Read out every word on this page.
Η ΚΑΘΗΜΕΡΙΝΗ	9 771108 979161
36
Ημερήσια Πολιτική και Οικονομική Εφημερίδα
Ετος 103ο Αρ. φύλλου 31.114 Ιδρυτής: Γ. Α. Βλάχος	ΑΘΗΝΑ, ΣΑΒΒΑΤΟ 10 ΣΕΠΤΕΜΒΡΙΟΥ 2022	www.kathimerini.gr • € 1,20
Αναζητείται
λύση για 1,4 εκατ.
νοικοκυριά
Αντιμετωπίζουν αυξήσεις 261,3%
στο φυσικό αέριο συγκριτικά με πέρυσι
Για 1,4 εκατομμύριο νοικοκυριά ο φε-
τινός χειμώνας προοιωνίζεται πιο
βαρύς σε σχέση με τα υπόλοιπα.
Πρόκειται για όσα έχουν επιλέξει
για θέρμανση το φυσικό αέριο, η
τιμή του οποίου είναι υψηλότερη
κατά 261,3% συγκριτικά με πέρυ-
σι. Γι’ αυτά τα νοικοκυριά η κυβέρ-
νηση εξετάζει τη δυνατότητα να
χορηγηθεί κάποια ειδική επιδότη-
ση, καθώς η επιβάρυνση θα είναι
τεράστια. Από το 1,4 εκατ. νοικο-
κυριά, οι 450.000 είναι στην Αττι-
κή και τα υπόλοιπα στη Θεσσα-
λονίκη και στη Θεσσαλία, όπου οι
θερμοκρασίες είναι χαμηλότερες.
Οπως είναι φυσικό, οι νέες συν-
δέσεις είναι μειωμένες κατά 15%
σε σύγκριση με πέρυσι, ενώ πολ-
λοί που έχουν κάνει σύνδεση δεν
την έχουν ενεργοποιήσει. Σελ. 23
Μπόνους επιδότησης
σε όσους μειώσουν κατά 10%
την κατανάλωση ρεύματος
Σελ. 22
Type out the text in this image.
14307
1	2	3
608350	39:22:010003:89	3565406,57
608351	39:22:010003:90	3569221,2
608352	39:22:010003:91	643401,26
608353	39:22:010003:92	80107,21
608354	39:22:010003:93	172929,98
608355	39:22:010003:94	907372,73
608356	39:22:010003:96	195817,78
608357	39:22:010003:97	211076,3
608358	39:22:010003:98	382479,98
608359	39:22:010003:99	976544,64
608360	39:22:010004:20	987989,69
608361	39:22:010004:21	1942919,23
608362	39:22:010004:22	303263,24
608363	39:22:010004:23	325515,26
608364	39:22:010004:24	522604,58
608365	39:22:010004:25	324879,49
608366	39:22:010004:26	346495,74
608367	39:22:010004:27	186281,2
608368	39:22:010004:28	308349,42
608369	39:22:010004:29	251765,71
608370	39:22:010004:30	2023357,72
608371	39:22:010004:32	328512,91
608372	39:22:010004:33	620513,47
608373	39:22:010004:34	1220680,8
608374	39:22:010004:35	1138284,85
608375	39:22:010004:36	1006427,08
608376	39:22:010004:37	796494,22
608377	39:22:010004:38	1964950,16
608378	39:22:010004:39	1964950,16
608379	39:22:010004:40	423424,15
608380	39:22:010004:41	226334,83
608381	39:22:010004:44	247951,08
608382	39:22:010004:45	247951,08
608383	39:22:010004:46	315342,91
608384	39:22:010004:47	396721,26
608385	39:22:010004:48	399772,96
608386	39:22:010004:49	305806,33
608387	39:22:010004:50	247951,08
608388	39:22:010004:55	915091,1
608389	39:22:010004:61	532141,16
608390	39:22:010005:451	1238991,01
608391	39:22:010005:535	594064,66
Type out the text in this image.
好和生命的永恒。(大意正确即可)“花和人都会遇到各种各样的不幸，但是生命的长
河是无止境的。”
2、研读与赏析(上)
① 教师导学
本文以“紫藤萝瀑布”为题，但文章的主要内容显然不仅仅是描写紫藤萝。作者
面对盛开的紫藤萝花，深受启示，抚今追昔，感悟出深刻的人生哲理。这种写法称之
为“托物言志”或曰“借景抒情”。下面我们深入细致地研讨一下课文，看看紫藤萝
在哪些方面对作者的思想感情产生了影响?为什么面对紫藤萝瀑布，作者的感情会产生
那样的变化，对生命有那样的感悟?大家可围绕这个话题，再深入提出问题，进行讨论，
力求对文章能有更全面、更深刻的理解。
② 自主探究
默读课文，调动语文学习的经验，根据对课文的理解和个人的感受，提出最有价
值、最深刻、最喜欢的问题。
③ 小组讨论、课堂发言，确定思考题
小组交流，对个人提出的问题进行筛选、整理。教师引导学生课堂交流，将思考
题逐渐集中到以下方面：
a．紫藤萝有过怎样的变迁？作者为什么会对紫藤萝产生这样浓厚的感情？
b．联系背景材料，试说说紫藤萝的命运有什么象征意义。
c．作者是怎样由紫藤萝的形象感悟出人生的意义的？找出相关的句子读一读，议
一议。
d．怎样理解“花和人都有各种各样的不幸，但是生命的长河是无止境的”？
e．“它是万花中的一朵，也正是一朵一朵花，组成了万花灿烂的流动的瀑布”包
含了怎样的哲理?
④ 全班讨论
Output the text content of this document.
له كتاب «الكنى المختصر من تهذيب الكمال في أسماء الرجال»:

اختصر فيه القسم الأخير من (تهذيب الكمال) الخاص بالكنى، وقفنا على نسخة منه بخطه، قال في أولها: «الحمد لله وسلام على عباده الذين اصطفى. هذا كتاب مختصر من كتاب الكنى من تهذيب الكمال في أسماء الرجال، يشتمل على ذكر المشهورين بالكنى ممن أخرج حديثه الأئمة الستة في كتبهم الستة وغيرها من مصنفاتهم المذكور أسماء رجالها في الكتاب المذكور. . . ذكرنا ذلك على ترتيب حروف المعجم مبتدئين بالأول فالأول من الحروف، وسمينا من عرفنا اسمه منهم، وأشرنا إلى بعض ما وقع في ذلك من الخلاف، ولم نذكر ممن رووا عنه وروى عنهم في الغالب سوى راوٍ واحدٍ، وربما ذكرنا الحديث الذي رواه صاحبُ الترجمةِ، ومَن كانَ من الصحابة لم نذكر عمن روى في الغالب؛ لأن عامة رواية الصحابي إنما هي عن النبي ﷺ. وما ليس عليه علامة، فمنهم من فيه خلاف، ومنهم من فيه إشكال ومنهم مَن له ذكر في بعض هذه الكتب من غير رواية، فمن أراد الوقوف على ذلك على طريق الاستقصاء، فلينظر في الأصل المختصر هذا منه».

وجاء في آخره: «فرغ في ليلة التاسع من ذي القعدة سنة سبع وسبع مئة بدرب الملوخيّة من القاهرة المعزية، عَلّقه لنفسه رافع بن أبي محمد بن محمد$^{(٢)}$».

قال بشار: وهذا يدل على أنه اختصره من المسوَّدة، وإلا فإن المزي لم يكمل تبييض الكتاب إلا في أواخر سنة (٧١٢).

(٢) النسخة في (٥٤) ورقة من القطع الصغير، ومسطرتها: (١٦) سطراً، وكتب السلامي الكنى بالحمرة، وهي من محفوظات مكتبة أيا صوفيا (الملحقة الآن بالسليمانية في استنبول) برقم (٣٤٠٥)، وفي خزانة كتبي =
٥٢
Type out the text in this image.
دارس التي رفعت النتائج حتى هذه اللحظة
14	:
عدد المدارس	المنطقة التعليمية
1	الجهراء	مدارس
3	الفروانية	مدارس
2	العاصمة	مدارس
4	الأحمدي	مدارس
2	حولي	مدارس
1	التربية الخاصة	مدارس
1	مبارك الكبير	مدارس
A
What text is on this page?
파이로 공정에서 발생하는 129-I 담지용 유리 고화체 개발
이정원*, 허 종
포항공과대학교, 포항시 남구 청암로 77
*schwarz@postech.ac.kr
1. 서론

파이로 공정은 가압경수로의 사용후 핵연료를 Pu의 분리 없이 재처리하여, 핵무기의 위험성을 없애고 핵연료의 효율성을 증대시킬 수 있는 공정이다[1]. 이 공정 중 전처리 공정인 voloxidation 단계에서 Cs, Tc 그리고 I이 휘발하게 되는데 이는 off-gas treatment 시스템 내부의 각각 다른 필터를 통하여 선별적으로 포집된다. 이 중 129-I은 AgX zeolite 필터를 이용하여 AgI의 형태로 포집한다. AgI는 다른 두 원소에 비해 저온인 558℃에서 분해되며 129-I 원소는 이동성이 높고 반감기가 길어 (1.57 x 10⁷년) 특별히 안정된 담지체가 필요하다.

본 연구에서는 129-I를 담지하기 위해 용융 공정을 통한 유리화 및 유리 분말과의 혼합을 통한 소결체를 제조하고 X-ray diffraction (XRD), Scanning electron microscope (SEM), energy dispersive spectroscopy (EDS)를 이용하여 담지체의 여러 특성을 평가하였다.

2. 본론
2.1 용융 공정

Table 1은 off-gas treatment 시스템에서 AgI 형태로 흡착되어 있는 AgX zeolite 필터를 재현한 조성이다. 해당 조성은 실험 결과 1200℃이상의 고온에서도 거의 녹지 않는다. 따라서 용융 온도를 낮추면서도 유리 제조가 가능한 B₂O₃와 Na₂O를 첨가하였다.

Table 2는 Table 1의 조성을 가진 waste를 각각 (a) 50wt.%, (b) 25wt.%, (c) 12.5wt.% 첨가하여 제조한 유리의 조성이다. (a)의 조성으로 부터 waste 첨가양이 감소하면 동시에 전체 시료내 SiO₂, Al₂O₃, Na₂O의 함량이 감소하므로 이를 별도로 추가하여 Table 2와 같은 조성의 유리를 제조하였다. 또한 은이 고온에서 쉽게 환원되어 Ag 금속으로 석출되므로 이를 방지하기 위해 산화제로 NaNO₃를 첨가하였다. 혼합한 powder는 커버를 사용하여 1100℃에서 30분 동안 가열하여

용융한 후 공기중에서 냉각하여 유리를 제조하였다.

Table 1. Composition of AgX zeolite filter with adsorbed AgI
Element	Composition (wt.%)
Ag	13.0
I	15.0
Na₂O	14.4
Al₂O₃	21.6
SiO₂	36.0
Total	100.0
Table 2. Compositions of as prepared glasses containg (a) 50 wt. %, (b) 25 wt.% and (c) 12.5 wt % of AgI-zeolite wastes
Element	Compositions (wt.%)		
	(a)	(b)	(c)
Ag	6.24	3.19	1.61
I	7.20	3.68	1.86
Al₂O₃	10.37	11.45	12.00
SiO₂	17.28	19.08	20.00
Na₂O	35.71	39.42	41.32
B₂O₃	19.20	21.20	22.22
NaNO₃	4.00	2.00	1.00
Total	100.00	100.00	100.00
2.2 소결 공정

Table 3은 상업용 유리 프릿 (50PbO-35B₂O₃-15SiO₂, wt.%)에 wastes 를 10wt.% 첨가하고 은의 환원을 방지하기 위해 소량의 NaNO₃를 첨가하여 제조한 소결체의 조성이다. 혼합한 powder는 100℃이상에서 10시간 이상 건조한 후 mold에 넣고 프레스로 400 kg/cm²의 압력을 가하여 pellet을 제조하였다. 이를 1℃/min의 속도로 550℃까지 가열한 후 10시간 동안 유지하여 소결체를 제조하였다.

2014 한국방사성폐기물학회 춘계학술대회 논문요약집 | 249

○ ○ ○ ○

| TASK |
From the records above, pull out every line containing the word "έχουν".

| EXERCISE RESULT |
Πρόκειται για όσα έχουν επιλέξει
λοί που έχουν κάνει σύνδεση δεν
την έχουν ενεργοποιήσει. Σελ. 23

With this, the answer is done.